● Your objective: Locate every line in the entries below that contains the string "我的日程", and copy each of those lines.
-- begin Input for this task --
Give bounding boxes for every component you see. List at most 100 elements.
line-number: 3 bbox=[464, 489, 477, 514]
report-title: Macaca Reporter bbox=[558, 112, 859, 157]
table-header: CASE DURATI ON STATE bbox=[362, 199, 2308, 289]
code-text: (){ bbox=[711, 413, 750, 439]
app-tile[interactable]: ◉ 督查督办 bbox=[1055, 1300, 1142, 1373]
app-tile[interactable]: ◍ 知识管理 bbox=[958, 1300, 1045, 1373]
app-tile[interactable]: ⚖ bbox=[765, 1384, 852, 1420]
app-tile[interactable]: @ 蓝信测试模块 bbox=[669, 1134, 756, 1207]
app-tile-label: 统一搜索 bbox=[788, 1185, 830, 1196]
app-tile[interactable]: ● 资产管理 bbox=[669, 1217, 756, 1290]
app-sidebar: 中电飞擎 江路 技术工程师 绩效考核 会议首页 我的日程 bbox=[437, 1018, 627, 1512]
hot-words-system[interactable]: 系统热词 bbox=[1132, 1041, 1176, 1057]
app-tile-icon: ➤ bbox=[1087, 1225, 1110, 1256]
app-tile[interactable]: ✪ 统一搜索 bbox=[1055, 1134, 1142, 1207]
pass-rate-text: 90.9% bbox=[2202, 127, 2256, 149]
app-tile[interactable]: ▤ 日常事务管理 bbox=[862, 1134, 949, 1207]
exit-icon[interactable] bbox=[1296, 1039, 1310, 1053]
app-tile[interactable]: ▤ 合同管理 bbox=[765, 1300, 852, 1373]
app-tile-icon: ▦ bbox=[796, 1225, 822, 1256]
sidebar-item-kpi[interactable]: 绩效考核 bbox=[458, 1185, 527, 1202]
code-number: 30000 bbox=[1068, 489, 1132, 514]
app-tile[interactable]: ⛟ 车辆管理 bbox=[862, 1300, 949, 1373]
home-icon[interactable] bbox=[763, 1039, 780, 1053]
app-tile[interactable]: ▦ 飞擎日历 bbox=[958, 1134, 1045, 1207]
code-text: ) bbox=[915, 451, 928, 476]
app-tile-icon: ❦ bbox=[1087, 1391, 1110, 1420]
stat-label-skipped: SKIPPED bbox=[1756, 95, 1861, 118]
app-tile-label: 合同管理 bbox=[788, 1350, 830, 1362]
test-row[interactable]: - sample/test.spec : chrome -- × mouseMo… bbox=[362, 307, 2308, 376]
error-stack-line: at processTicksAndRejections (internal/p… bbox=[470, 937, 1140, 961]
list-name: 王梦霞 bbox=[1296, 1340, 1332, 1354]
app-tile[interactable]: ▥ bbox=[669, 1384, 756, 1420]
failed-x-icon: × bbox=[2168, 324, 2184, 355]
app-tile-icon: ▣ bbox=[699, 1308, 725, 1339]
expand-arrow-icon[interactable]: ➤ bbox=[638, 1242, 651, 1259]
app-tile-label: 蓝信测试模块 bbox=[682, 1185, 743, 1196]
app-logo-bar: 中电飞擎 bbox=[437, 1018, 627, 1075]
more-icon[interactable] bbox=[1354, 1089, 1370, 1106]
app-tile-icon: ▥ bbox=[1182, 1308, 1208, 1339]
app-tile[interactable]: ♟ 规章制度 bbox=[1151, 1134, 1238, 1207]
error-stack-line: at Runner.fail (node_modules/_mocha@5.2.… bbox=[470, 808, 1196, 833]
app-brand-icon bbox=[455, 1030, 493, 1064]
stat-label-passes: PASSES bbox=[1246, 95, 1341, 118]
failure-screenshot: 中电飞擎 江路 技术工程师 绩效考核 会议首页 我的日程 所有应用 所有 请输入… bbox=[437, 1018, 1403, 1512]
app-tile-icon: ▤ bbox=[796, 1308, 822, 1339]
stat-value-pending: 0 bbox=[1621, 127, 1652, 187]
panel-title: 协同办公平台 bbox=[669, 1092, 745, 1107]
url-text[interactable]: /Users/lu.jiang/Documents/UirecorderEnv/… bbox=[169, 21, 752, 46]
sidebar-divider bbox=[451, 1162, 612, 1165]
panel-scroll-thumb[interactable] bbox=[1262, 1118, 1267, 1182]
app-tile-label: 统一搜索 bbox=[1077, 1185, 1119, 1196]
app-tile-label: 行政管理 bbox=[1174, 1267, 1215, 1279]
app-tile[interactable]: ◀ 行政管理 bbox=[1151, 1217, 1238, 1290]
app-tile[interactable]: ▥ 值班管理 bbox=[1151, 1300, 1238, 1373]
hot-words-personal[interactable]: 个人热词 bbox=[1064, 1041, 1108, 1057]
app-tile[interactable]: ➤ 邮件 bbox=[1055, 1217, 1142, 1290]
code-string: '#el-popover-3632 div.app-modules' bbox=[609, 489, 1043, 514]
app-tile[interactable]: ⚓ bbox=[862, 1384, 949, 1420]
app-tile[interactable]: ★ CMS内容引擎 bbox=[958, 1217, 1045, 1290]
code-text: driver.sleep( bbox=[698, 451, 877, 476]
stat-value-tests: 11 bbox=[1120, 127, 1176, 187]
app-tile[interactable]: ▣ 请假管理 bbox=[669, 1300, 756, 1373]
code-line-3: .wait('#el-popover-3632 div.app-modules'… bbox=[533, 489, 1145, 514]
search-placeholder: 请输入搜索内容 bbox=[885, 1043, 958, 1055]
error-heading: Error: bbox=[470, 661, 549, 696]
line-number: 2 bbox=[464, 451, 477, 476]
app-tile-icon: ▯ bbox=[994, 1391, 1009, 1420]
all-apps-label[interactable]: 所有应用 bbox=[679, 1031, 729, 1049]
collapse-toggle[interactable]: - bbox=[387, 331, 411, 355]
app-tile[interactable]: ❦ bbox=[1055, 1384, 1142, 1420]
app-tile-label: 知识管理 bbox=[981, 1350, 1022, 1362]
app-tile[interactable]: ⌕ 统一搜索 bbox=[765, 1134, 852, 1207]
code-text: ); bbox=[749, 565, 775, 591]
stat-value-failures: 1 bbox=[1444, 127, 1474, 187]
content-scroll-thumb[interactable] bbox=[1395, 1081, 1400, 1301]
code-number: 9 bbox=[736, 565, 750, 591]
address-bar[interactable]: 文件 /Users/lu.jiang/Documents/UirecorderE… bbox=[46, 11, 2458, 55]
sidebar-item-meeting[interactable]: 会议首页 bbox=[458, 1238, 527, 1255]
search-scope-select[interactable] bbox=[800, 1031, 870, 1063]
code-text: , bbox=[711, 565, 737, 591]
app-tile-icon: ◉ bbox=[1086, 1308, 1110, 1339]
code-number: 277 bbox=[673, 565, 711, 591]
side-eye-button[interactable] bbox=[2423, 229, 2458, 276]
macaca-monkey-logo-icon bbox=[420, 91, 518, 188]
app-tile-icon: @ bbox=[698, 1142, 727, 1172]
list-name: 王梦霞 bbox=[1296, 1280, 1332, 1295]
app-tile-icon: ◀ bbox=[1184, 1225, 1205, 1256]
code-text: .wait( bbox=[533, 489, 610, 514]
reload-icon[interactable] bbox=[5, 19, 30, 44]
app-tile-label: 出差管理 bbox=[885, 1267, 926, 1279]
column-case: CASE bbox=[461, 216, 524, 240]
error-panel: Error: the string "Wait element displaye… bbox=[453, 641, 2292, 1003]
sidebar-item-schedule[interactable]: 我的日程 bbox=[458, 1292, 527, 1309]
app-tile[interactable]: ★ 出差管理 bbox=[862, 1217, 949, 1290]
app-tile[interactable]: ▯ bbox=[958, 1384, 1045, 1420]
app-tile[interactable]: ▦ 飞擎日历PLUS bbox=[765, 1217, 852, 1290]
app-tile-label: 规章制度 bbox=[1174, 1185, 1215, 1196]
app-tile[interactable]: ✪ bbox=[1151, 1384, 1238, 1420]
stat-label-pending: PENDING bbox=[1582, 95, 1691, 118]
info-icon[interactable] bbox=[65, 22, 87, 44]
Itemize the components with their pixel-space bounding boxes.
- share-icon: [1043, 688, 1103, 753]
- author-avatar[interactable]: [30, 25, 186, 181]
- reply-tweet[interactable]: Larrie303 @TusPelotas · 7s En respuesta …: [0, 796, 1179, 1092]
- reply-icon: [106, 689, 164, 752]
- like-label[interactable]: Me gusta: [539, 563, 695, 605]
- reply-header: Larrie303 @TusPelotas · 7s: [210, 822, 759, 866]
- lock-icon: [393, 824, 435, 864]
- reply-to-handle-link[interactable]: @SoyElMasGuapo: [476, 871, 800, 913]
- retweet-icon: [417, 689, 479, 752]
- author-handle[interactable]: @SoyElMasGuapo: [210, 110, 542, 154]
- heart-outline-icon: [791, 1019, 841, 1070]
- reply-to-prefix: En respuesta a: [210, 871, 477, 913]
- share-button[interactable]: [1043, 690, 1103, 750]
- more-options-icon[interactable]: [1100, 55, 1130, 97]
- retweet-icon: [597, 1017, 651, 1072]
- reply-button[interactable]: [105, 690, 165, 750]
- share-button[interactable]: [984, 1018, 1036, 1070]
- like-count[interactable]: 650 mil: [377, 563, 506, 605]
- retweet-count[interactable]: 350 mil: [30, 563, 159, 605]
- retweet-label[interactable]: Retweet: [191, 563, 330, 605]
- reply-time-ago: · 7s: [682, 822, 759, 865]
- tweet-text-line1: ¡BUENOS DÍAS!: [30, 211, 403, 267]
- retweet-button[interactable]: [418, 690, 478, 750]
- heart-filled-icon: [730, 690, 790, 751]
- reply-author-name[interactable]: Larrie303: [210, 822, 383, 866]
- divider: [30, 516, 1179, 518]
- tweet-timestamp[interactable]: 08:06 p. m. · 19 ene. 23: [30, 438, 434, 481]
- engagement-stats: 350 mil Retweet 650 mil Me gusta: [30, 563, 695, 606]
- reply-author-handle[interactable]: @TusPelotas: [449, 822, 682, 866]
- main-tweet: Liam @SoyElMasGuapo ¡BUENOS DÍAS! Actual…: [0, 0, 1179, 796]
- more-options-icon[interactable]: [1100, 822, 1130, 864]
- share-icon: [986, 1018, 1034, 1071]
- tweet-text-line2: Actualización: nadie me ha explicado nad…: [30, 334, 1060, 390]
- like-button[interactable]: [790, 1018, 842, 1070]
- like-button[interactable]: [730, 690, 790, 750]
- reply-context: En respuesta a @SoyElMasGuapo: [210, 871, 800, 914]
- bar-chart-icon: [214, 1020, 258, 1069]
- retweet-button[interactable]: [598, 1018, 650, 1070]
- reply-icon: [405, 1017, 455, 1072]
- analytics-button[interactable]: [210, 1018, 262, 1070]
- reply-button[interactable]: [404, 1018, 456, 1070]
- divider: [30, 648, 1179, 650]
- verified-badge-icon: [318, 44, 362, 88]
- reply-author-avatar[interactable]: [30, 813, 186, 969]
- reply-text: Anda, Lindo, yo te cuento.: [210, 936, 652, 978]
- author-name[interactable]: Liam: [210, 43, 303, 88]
-- end Input for this task --
● Reply to the task:
app-sidebar: 中电飞擎 江路 技术工程师 绩效考核 会议首页 我的日程 bbox=[437, 1018, 627, 1512]
failure-screenshot: 中电飞擎 江路 技术工程师 绩效考核 会议首页 我的日程 所有应用 所有 请输入… bbox=[437, 1018, 1403, 1512]
sidebar-item-schedule[interactable]: 我的日程 bbox=[458, 1292, 527, 1309]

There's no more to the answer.